* [DIRECTIVE]
Repeat every line below exactly, word for word.

(Stored dataset items)
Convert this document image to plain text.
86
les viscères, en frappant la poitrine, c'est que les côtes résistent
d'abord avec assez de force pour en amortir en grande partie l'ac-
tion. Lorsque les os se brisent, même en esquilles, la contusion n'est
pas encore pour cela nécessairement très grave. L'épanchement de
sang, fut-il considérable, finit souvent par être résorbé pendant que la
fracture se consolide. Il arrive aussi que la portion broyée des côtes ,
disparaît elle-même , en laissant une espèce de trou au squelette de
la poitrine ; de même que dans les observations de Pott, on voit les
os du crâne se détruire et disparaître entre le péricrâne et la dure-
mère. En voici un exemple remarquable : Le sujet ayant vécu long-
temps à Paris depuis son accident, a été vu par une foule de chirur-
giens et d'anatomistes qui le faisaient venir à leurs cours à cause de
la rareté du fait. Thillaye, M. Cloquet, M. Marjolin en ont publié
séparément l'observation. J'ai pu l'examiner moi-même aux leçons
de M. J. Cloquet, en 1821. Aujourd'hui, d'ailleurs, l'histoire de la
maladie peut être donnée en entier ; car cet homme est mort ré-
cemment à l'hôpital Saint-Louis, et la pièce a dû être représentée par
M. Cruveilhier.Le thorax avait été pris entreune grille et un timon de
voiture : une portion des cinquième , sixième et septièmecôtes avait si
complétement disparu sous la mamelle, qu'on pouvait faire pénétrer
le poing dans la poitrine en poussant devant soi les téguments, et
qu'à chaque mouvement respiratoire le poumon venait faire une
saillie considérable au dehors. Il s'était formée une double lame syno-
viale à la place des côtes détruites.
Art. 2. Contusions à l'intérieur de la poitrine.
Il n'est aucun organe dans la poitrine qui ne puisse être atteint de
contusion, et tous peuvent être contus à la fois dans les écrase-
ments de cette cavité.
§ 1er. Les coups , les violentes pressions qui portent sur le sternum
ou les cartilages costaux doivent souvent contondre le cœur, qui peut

* [ANSWER TO THIS PROBLEM]
Convert this document image to plain text.
86
les viscères, en frappant la poitrine, c'est que les côtes résistent
d'abord avec assez de force pour en amortir en grande partie l'ac-
tion. Lorsque les os se brisent, même en esquilles, la contusion n'est
pas encore pour cela nécessairement très grave. L'épanchement de
sang, fut-il considérable, finit souvent par être résorbé pendant que la
fracture se consolide. Il arrive aussi que la portion broyée des côtes ,
disparaît elle-même , en laissant une espèce de trou au squelette de
la poitrine ; de même que dans les observations de Pott, on voit les
os du crâne se détruire et disparaître entre le péricrâne et la dure-
mère. En voici un exemple remarquable : Le sujet ayant vécu long-
temps à Paris depuis son accident, a été vu par une foule de chirur-
giens et d'anatomistes qui le faisaient venir à leurs cours à cause de
la rareté du fait. Thillaye, M. Cloquet, M. Marjolin en ont publié
séparément l'observation. J'ai pu l'examiner moi-même aux leçons
de M. J. Cloquet, en 1821. Aujourd'hui, d'ailleurs, l'histoire de la
maladie peut être donnée en entier ; car cet homme est mort ré-
cemment à l'hôpital Saint-Louis, et la pièce a dû être représentée par
M. Cruveilhier.Le thorax avait été pris entreune grille et un timon de
voiture : une portion des cinquième , sixième et septièmecôtes avait si
complétement disparu sous la mamelle, qu'on pouvait faire pénétrer
le poing dans la poitrine en poussant devant soi les téguments, et
qu'à chaque mouvement respiratoire le poumon venait faire une
saillie considérable au dehors. Il s'était formée une double lame syno-
viale à la place des côtes détruites.
Art. 2. Contusions à l'intérieur de la poitrine.
Il n'est aucun organe dans la poitrine qui ne puisse être atteint de
contusion, et tous peuvent être contus à la fois dans les écrase-
ments de cette cavité.
§ 1er. Les coups , les violentes pressions qui portent sur le sternum
ou les cartilages costaux doivent souvent contondre le cœur, qui peut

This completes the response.